TO DO
The exercise asks you to copy every line below in which "Frequency" appears.

PROVIDED INFORMATION
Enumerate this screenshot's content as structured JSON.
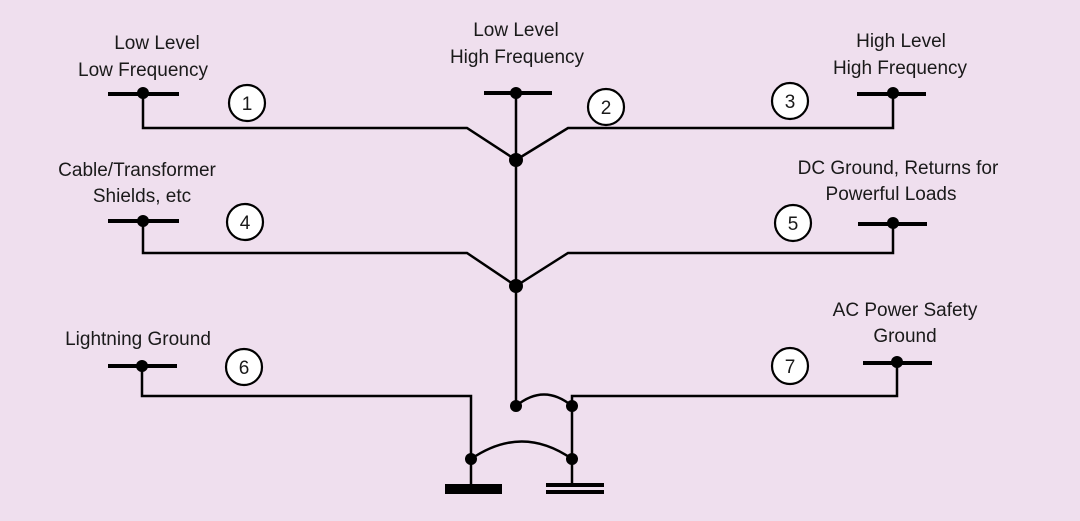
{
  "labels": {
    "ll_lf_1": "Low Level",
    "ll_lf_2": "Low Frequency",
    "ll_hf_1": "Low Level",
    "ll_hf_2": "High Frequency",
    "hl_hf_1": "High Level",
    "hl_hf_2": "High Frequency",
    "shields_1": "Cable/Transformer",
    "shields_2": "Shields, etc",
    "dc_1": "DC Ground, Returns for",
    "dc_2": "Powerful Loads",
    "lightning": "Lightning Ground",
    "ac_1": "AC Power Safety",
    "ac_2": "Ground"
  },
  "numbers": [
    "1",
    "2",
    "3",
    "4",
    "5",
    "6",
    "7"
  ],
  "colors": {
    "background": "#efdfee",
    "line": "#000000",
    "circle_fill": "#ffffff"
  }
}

...

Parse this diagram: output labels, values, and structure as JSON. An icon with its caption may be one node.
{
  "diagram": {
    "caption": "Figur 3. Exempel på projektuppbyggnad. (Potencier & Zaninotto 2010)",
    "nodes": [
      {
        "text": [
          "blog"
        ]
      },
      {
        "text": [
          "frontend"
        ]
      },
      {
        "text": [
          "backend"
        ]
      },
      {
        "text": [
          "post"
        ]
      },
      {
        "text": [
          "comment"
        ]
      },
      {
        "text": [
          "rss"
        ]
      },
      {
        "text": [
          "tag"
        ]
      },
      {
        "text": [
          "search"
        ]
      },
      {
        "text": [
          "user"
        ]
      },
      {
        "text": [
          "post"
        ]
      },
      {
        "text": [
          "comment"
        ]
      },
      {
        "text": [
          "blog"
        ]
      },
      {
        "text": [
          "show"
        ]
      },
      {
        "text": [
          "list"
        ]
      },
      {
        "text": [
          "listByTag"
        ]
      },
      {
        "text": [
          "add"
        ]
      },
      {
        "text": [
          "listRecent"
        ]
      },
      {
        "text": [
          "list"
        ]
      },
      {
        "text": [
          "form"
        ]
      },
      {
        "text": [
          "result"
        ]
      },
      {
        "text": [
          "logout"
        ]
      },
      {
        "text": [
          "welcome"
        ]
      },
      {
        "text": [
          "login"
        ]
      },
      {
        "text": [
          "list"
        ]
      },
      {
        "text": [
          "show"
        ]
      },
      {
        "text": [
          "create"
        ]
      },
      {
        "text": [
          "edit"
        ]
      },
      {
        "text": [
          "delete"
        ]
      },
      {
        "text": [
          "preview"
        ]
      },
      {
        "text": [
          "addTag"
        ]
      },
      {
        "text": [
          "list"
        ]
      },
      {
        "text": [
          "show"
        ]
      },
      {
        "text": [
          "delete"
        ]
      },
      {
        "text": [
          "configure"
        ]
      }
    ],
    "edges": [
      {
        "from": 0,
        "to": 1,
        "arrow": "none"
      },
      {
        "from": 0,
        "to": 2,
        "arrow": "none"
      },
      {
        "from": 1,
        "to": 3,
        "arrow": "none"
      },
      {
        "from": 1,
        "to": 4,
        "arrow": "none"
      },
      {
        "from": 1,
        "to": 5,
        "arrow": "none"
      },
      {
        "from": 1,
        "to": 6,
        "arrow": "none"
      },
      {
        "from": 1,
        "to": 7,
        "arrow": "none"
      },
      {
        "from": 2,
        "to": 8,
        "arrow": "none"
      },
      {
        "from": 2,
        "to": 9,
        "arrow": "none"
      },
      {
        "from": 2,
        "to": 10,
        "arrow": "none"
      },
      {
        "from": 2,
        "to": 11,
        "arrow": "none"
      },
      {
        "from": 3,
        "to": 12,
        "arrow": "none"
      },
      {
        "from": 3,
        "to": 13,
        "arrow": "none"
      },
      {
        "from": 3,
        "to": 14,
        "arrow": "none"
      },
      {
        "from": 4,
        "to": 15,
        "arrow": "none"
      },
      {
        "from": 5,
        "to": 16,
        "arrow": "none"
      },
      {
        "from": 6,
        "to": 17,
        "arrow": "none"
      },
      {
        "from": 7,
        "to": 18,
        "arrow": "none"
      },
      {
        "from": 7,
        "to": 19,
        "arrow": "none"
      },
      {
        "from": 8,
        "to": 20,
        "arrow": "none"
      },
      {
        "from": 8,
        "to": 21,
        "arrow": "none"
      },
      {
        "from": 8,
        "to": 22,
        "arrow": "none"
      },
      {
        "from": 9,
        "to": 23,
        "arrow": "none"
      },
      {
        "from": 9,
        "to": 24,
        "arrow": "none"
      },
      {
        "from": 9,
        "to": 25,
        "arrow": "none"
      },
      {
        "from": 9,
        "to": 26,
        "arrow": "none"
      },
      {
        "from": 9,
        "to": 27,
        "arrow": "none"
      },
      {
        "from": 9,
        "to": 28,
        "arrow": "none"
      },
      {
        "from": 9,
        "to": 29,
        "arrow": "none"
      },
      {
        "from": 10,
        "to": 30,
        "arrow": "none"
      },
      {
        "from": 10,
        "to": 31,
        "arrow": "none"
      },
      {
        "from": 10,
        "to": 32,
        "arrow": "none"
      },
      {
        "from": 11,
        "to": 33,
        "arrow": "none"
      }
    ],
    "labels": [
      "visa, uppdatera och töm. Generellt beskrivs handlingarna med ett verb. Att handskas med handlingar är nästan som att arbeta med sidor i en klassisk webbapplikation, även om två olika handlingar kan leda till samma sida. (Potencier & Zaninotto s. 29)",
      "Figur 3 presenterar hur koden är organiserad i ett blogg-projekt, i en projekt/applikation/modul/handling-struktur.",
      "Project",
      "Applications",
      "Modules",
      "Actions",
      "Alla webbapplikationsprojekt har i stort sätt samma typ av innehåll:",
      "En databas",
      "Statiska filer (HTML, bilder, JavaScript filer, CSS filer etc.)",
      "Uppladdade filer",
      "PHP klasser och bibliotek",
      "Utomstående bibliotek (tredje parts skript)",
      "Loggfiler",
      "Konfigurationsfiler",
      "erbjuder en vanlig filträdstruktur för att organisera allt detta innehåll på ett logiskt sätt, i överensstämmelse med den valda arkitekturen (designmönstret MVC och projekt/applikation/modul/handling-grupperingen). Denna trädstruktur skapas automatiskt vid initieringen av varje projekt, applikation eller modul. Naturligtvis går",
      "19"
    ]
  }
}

---

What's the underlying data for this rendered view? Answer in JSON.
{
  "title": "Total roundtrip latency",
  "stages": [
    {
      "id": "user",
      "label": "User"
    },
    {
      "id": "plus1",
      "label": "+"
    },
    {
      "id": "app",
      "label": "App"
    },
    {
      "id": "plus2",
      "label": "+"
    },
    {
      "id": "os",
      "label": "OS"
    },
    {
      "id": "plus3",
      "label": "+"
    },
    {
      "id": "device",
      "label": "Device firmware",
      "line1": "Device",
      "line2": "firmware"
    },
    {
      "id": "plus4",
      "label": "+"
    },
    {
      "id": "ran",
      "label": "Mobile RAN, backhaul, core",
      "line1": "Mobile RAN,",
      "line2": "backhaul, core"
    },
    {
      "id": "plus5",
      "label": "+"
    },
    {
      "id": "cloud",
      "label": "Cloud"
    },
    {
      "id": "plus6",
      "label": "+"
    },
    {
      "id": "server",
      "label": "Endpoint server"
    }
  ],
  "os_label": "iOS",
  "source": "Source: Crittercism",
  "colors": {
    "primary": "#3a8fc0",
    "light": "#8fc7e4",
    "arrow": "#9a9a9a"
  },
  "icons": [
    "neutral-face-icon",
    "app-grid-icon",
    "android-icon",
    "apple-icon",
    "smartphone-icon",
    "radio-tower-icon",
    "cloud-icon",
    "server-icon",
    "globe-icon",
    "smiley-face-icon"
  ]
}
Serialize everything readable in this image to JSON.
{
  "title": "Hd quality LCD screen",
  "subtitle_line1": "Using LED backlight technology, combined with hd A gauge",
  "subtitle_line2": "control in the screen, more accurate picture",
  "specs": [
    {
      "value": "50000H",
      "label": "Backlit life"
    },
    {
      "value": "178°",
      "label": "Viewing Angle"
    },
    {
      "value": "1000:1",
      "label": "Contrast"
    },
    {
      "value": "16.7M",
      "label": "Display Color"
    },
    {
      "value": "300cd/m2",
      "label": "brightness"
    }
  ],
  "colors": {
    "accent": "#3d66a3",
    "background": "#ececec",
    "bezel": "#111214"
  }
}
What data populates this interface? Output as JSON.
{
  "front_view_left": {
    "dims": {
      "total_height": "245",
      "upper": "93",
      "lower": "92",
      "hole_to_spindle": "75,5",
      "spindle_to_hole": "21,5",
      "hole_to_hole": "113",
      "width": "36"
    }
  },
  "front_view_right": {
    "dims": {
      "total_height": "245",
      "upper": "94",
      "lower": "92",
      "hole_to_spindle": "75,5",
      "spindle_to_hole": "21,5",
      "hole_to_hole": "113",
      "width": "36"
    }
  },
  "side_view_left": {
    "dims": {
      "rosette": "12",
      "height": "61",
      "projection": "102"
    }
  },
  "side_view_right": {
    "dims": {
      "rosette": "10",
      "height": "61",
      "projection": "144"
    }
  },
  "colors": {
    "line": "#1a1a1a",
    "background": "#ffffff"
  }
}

FULL OUTPUT
    "ll_lf_2": "Low Frequency",
    "ll_hf_2": "High Frequency",
    "hl_hf_2": "High Frequency",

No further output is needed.